> _Goal_
Go through the data below. Pull out every line that has the word "JSON".
# start of Material
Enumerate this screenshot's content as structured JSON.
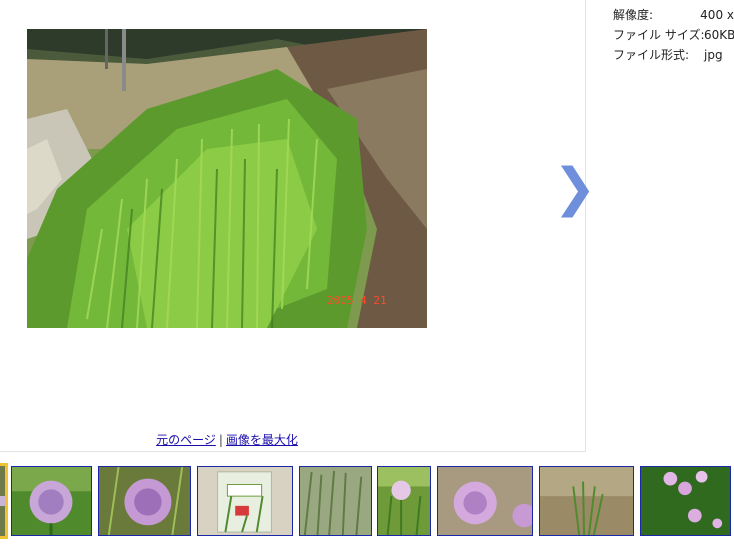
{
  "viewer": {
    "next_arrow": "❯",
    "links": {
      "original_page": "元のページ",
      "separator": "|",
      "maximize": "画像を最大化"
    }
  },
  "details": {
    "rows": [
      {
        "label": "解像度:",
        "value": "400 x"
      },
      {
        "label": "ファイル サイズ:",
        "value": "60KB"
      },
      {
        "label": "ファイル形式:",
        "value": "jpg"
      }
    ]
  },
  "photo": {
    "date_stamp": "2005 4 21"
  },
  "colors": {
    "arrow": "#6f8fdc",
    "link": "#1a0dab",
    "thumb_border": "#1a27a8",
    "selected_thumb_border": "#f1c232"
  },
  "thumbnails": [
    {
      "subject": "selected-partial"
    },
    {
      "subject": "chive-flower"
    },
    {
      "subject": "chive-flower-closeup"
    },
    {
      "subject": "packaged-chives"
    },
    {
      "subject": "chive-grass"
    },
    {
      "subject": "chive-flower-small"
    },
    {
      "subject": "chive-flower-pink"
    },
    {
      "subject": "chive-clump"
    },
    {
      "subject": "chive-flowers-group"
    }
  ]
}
# end of Material
# start of Material
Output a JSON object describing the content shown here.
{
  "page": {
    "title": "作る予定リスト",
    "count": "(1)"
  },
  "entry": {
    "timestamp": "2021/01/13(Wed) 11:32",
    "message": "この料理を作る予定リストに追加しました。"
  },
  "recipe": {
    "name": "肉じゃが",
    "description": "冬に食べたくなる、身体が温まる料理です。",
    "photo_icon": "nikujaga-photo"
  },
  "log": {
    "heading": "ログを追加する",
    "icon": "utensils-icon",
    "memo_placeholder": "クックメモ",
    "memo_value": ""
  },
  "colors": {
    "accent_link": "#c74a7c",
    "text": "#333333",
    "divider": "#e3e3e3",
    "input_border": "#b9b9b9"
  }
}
# end of Material
> _Answer to the task_
Enumerate this screenshot's content as structured JSON.
Output a JSON object describing the content shown here.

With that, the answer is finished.